[Problem to solve]:
From the entries provided below, copy each line that contains the word "agua".
-=-=-=-=-
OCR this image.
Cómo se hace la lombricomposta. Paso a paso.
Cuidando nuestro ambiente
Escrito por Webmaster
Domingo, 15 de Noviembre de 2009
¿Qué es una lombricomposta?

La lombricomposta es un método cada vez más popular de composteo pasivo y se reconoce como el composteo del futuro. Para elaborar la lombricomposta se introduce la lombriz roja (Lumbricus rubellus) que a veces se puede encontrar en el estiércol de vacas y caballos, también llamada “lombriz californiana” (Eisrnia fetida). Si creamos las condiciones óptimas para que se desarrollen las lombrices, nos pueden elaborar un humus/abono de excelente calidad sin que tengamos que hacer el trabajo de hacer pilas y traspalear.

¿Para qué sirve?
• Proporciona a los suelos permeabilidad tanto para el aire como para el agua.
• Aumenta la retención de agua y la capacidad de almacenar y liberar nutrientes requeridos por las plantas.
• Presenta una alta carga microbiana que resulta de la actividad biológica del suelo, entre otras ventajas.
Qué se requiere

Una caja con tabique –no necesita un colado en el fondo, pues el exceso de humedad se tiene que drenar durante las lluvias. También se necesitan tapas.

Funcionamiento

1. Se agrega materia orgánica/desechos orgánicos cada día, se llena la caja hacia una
-=-=-=-=-
[Answer for the task]:
• Proporciona a los suelos permeabilidad tanto para el aire como para el agua.
• Aumenta la retención de agua y la capacidad de almacenar y liberar nutrientes requeridos por las plantas.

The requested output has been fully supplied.